## Start

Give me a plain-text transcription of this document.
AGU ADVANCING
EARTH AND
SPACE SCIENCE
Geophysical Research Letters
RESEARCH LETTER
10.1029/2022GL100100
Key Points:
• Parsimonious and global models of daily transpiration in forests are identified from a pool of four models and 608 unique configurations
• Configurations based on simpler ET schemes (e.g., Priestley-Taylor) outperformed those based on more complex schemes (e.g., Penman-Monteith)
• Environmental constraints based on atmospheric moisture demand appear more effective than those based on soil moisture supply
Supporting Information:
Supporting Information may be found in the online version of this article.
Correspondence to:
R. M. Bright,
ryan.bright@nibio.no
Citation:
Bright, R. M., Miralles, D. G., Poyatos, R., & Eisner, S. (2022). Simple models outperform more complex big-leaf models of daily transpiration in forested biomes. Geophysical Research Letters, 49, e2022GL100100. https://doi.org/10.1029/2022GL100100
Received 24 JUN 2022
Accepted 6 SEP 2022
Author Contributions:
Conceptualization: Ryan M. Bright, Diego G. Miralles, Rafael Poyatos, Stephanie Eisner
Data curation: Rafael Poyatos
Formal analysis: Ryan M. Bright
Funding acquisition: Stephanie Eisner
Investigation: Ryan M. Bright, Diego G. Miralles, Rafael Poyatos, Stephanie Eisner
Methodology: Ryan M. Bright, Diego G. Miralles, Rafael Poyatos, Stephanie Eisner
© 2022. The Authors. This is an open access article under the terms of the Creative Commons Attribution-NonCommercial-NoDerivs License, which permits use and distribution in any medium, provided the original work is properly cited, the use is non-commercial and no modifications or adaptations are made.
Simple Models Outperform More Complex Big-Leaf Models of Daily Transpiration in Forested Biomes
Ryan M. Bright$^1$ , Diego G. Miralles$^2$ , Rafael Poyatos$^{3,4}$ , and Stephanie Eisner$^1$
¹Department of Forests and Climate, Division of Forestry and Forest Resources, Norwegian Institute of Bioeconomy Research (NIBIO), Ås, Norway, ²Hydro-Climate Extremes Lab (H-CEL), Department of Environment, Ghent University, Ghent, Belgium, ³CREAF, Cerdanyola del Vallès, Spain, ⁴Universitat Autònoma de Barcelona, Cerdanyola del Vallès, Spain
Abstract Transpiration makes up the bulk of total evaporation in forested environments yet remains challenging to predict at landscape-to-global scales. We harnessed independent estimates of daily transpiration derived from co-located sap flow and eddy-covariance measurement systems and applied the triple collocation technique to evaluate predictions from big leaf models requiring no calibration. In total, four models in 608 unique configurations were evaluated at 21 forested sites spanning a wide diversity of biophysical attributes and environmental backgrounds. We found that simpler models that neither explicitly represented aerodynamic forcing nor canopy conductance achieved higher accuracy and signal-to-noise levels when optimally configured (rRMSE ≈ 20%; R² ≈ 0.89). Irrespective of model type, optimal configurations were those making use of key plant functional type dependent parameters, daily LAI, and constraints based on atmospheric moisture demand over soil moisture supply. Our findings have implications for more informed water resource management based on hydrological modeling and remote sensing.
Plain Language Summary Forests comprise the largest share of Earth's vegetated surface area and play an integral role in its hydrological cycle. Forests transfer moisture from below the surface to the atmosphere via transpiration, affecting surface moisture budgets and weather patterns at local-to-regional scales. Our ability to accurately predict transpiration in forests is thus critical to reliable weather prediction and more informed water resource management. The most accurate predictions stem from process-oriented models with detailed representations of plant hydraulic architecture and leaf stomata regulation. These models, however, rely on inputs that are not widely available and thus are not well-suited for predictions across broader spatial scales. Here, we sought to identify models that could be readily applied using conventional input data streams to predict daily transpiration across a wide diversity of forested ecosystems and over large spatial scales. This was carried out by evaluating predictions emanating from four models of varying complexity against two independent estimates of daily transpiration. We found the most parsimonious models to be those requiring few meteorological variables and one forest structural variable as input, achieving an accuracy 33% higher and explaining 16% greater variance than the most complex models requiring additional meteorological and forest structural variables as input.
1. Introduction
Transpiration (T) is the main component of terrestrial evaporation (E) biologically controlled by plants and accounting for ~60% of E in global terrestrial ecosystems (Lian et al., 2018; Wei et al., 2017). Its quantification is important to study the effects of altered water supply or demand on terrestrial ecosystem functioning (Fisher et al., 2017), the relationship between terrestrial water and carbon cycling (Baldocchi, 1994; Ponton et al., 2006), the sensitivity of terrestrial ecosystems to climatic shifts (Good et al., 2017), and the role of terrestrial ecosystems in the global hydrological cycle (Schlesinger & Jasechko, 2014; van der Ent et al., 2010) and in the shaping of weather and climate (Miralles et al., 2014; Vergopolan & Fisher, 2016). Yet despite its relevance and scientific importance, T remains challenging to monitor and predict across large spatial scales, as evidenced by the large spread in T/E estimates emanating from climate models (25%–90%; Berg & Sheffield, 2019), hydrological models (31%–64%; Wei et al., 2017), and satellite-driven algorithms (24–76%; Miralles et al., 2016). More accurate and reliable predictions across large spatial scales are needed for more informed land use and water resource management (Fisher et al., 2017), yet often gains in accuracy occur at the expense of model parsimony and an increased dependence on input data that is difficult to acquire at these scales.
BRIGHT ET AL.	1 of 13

## End

Stated goal: In the material above, find each line that contains the word "Rafael", and select it.

Solution to the problem:
Conceptualization: Ryan M. Bright, Diego G. Miralles, Rafael Poyatos, Stephanie Eisner
Data curation: Rafael Poyatos
Investigation: Ryan M. Bright, Diego G. Miralles, Rafael Poyatos, Stephanie Eisner
Methodology: Ryan M. Bright, Diego G. Miralles, Rafael Poyatos, Stephanie Eisner
Ryan M. Bright$^1$ , Diego G. Miralles$^2$ , Rafael Poyatos$^{3,4}$ , and Stephanie Eisner$^1$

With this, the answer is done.